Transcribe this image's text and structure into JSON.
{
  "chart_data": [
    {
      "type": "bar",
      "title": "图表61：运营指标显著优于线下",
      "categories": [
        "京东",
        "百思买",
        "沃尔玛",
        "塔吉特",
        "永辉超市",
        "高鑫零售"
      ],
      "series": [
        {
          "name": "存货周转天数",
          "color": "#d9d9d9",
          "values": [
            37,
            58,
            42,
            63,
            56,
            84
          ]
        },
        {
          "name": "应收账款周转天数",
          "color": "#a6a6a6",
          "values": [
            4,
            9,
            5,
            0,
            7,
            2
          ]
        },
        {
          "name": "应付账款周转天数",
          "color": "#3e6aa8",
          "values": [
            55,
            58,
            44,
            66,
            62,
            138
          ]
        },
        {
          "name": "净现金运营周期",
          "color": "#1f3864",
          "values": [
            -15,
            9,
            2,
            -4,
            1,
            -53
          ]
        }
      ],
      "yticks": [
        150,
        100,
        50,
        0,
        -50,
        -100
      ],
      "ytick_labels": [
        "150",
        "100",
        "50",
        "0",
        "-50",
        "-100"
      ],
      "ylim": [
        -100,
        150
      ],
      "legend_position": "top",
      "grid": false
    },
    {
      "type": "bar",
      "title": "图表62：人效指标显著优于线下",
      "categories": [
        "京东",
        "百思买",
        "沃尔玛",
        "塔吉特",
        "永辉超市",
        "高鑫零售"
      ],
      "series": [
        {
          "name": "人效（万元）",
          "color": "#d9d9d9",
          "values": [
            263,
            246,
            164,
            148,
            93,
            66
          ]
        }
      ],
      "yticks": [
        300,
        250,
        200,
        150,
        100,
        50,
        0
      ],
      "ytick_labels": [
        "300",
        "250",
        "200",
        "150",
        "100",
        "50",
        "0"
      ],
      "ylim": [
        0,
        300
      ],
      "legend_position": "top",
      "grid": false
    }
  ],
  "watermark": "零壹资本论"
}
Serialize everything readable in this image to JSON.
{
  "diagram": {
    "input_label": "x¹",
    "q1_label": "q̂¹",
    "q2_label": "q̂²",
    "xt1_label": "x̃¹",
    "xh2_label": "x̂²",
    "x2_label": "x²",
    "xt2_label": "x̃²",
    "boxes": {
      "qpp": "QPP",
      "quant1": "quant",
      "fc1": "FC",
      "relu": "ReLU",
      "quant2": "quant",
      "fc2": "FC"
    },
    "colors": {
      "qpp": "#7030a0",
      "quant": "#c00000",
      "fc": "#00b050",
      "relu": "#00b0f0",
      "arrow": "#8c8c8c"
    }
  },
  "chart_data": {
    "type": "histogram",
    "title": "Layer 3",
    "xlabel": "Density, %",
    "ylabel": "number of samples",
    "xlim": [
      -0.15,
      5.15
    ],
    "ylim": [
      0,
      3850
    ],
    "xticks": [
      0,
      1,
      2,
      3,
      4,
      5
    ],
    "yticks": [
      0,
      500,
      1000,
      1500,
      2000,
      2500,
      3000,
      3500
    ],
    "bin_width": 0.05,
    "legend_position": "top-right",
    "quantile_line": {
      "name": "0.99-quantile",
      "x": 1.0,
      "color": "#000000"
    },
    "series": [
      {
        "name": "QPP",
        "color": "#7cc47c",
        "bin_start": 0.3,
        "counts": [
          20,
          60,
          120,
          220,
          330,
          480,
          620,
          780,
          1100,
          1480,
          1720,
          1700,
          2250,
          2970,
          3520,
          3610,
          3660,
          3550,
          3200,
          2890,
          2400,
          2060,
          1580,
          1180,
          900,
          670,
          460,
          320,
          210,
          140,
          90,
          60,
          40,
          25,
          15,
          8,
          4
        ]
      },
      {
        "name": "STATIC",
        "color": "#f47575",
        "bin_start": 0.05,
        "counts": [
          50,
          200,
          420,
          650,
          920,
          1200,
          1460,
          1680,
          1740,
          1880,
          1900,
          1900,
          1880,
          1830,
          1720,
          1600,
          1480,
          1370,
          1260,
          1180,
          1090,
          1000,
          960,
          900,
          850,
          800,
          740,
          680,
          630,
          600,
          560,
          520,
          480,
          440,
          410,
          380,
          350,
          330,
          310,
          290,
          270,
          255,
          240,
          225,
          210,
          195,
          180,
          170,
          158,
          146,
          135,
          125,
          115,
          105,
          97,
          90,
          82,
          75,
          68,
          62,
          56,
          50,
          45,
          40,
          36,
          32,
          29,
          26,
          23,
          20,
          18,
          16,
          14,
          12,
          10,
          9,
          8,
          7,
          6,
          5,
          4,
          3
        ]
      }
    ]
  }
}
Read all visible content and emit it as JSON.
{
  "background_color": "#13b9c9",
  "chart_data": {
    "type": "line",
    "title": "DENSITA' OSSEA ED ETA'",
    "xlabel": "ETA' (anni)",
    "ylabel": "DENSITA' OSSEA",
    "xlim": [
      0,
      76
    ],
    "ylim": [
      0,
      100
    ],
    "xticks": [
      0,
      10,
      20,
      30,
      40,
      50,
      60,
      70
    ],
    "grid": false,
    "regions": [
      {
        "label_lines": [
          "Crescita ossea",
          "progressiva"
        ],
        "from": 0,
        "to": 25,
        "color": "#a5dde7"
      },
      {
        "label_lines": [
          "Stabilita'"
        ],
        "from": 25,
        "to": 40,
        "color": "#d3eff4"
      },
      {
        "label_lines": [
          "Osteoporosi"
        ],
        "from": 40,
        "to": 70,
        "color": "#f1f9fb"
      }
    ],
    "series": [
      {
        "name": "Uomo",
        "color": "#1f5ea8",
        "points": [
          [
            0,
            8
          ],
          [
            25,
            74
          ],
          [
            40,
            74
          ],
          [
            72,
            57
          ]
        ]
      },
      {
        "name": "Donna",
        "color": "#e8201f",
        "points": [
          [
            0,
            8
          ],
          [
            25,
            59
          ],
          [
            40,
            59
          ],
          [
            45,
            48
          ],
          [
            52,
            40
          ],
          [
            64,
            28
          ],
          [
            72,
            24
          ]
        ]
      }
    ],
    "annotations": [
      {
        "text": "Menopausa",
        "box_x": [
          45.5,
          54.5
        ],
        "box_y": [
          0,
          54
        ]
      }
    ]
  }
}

********

Work to do:
Extract all the entries word for word.

Output of the task:
Transcribe this image's text and structure into JSON.
{
  "chart_data": [
    {
      "type": "bar",
      "title": "图表61：运营指标显著优于线下",
      "categories": [
        "京东",
        "百思买",
        "沃尔玛",
        "塔吉特",
        "永辉超市",
        "高鑫零售"
      ],
      "series": [
        {
          "name": "存货周转天数",
          "color": "#d9d9d9",
          "values": [
            37,
            58,
            42,
            63,
            56,
            84
          ]
        },
        {
          "name": "应收账款周转天数",
          "color": "#a6a6a6",
          "values": [
            4,
            9,
            5,
            0,
            7,
            2
          ]
        },
        {
          "name": "应付账款周转天数",
          "color": "#3e6aa8",
          "values": [
            55,
            58,
            44,
            66,
            62,
            138
          ]
        },
        {
          "name": "净现金运营周期",
          "color": "#1f3864",
          "values": [
            -15,
            9,
            2,
            -4,
            1,
            -53
          ]
        }
      ],
      "yticks": [
        150,
        100,
        50,
        0,
        -50,
        -100
      ],
      "ytick_labels": [
        "150",
        "100",
        "50",
        "0",
        "-50",
        "-100"
      ],
      "ylim": [
        -100,
        150
      ],
      "legend_position": "top",
      "grid": false
    },
    {
      "type": "bar",
      "title": "图表62：人效指标显著优于线下",
      "categories": [
        "京东",
        "百思买",
        "沃尔玛",
        "塔吉特",
        "永辉超市",
        "高鑫零售"
      ],
      "series": [
        {
          "name": "人效（万元）",
          "color": "#d9d9d9",
          "values": [
            263,
            246,
            164,
            148,
            93,
            66
          ]
        }
      ],
      "yticks": [
        300,
        250,
        200,
        150,
        100,
        50,
        0
      ],
      "ytick_labels": [
        "300",
        "250",
        "200",
        "150",
        "100",
        "50",
        "0"
      ],
      "ylim": [
        0,
        300
      ],
      "legend_position": "top",
      "grid": false
    }
  ],
  "watermark": "零壹资本论"
}
Serialize everything readable in this image to JSON.
{
  "diagram": {
    "input_label": "x¹",
    "q1_label": "q̂¹",
    "q2_label": "q̂²",
    "xt1_label": "x̃¹",
    "xh2_label": "x̂²",
    "x2_label": "x²",
    "xt2_label": "x̃²",
    "boxes": {
      "qpp": "QPP",
      "quant1": "quant",
      "fc1": "FC",
      "relu": "ReLU",
      "quant2": "quant",
      "fc2": "FC"
    },
    "colors": {
      "qpp": "#7030a0",
      "quant": "#c00000",
      "fc": "#00b050",
      "relu": "#00b0f0",
      "arrow": "#8c8c8c"
    }
  },
  "chart_data": {
    "type": "histogram",
    "title": "Layer 3",
    "xlabel": "Density, %",
    "ylabel": "number of samples",
    "xlim": [
      -0.15,
      5.15
    ],
    "ylim": [
      0,
      3850
    ],
    "xticks": [
      0,
      1,
      2,
      3,
      4,
      5
    ],
    "yticks": [
      0,
      500,
      1000,
      1500,
      2000,
      2500,
      3000,
      3500
    ],
    "bin_width": 0.05,
    "legend_position": "top-right",
    "quantile_line": {
      "name": "0.99-quantile",
      "x": 1.0,
      "color": "#000000"
    },
    "series": [
      {
        "name": "QPP",
        "color": "#7cc47c",
        "bin_start": 0.3,
        "counts": [
          20,
          60,
          120,
          220,
          330,
          480,
          620,
          780,
          1100,
          1480,
          1720,
          1700,
          2250,
          2970,
          3520,
          3610,
          3660,
          3550,
          3200,
          2890,
          2400,
          2060,
          1580,
          1180,
          900,
          670,
          460,
          320,
          210,
          140,
          90,
          60,
          40,
          25,
          15,
          8,
          4
        ]
      },
      {
        "name": "STATIC",
        "color": "#f47575",
        "bin_start": 0.05,
        "counts": [
          50,
          200,
          420,
          650,
          920,
          1200,
          1460,
          1680,
          1740,
          1880,
          1900,
          1900,
          1880,
          1830,
          1720,
          1600,
          1480,
          1370,
          1260,
          1180,
          1090,
          1000,
          960,
          900,
          850,
          800,
          740,
          680,
          630,
          600,
          560,
          520,
          480,
          440,
          410,
          380,
          350,
          330,
          310,
          290,
          270,
          255,
          240,
          225,
          210,
          195,
          180,
          170,
          158,
          146,
          135,
          125,
          115,
          105,
          97,
          90,
          82,
          75,
          68,
          62,
          56,
          50,
          45,
          40,
          36,
          32,
          29,
          26,
          23,
          20,
          18,
          16,
          14,
          12,
          10,
          9,
          8,
          7,
          6,
          5,
          4,
          3
        ]
      }
    ]
  }
}
Read all visible content and emit it as JSON.
{
  "background_color": "#13b9c9",
  "chart_data": {
    "type": "line",
    "title": "DENSITA' OSSEA ED ETA'",
    "xlabel": "ETA' (anni)",
    "ylabel": "DENSITA' OSSEA",
    "xlim": [
      0,
      76
    ],
    "ylim": [
      0,
      100
    ],
    "xticks": [
      0,
      10,
      20,
      30,
      40,
      50,
      60,
      70
    ],
    "grid": false,
    "regions": [
      {
        "label_lines": [
          "Crescita ossea",
          "progressiva"
        ],
        "from": 0,
        "to": 25,
        "color": "#a5dde7"
      },
      {
        "label_lines": [
          "Stabilita'"
        ],
        "from": 25,
        "to": 40,
        "color": "#d3eff4"
      },
      {
        "label_lines": [
          "Osteoporosi"
        ],
        "from": 40,
        "to": 70,
        "color": "#f1f9fb"
      }
    ],
    "series": [
      {
        "name": "Uomo",
        "color": "#1f5ea8",
        "points": [
          [
            0,
            8
          ],
          [
            25,
            74
          ],
          [
            40,
            74
          ],
          [
            72,
            57
          ]
        ]
      },
      {
        "name": "Donna",
        "color": "#e8201f",
        "points": [
          [
            0,
            8
          ],
          [
            25,
            59
          ],
          [
            40,
            59
          ],
          [
            45,
            48
          ],
          [
            52,
            40
          ],
          [
            64,
            28
          ],
          [
            72,
            24
          ]
        ]
      }
    ],
    "annotations": [
      {
        "text": "Menopausa",
        "box_x": [
          45.5,
          54.5
        ],
        "box_y": [
          0,
          54
        ]
      }
    ]
  }
}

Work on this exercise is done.